Short exercise:
In the data below, find every line that has the string "qituvchi", and copy it.

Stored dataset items
>> start
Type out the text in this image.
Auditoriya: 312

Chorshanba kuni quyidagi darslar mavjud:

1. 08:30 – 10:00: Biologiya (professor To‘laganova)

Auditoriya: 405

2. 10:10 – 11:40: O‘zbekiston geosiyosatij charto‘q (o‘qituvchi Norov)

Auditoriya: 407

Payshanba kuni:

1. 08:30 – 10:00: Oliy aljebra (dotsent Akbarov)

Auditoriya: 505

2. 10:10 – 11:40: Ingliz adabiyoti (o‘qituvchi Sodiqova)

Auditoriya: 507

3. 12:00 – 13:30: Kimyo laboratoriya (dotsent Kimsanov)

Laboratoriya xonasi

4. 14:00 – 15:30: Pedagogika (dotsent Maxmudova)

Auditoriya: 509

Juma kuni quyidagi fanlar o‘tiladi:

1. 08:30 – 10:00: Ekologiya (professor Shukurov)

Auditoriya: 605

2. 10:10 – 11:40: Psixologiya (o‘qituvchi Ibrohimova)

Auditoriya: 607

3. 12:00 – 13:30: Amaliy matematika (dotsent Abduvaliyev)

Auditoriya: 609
>> end
Solution for this problem:
2. 10:10 – 11:40: O‘zbekiston geosiyosatij charto‘q (o‘qituvchi Norov)
2. 10:10 – 11:40: Ingliz adabiyoti (o‘qituvchi Sodiqova)
2. 10:10 – 11:40: Psixologiya (o‘qituvchi Ibrohimova)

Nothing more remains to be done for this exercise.